Task brief
Repeat the listing in full, word for word.

Supplied material

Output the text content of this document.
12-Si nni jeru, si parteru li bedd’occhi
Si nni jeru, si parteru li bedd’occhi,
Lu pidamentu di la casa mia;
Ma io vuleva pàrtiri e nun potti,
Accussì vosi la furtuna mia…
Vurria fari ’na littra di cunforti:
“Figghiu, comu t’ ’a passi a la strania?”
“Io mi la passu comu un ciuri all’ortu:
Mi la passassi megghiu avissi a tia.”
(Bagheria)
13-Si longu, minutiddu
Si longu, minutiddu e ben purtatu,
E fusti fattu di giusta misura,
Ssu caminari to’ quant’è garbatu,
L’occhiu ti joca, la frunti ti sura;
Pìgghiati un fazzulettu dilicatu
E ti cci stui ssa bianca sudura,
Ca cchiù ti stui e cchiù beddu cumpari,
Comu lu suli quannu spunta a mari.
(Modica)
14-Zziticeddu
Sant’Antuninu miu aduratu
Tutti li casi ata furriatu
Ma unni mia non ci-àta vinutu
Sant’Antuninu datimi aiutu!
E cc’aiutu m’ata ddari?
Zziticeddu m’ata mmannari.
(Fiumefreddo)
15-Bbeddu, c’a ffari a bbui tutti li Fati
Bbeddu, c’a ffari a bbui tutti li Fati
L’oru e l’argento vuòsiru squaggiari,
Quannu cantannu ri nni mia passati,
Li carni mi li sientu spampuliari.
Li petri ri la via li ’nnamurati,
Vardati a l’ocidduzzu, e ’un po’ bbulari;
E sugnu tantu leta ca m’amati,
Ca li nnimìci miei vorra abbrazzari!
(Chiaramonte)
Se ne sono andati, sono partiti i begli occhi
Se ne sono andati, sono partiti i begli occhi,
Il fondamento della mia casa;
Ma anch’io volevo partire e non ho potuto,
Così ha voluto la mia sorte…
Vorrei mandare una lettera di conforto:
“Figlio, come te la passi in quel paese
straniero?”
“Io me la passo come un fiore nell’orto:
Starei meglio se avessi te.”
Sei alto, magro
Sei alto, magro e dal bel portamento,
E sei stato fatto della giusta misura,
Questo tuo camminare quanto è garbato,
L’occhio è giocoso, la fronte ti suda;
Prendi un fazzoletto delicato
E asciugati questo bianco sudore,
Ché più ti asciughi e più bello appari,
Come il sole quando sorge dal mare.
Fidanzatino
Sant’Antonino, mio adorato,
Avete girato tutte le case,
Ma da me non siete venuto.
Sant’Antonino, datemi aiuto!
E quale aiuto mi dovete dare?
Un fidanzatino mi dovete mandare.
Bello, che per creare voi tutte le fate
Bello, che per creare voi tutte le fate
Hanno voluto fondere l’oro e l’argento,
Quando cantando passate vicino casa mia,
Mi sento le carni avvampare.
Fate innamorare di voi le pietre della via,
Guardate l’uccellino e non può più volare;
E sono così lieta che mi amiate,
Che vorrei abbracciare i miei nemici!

Full response
Output the text content of this document.
12-Si nni jeru, si parteru li bedd’occhi
Si nni jeru, si parteru li bedd’occhi,
Lu pidamentu di la casa mia;
Ma io vuleva pàrtiri e nun potti,
Accussì vosi la furtuna mia…
Vurria fari ’na littra di cunforti:
“Figghiu, comu t’ ’a passi a la strania?”
“Io mi la passu comu un ciuri all’ortu:
Mi la passassi megghiu avissi a tia.”
(Bagheria)
13-Si longu, minutiddu
Si longu, minutiddu e ben purtatu,
E fusti fattu di giusta misura,
Ssu caminari to’ quant’è garbatu,
L’occhiu ti joca, la frunti ti sura;
Pìgghiati un fazzulettu dilicatu
E ti cci stui ssa bianca sudura,
Ca cchiù ti stui e cchiù beddu cumpari,
Comu lu suli quannu spunta a mari.
(Modica)
14-Zziticeddu
Sant’Antuninu miu aduratu
Tutti li casi ata furriatu
Ma unni mia non ci-àta vinutu
Sant’Antuninu datimi aiutu!
E cc’aiutu m’ata ddari?
Zziticeddu m’ata mmannari.
(Fiumefreddo)
15-Bbeddu, c’a ffari a bbui tutti li Fati
Bbeddu, c’a ffari a bbui tutti li Fati
L’oru e l’argento vuòsiru squaggiari,
Quannu cantannu ri nni mia passati,
Li carni mi li sientu spampuliari.
Li petri ri la via li ’nnamurati,
Vardati a l’ocidduzzu, e ’un po’ bbulari;
E sugnu tantu leta ca m’amati,
Ca li nnimìci miei vorra abbrazzari!
(Chiaramonte)
Se ne sono andati, sono partiti i begli occhi
Se ne sono andati, sono partiti i begli occhi,
Il fondamento della mia casa;
Ma anch’io volevo partire e non ho potuto,
Così ha voluto la mia sorte…
Vorrei mandare una lettera di conforto:
“Figlio, come te la passi in quel paese
straniero?”
“Io me la passo come un fiore nell’orto:
Starei meglio se avessi te.”
Sei alto, magro
Sei alto, magro e dal bel portamento,
E sei stato fatto della giusta misura,
Questo tuo camminare quanto è garbato,
L’occhio è giocoso, la fronte ti suda;
Prendi un fazzoletto delicato
E asciugati questo bianco sudore,
Ché più ti asciughi e più bello appari,
Come il sole quando sorge dal mare.
Fidanzatino
Sant’Antonino, mio adorato,
Avete girato tutte le case,
Ma da me non siete venuto.
Sant’Antonino, datemi aiuto!
E quale aiuto mi dovete dare?
Un fidanzatino mi dovete mandare.
Bello, che per creare voi tutte le fate
Bello, che per creare voi tutte le fate
Hanno voluto fondere l’oro e l’argento,
Quando cantando passate vicino casa mia,
Mi sento le carni avvampare.
Fate innamorare di voi le pietre della via,
Guardate l’uccellino e non può più volare;
E sono così lieta che mi amiate,
Che vorrei abbracciare i miei nemici!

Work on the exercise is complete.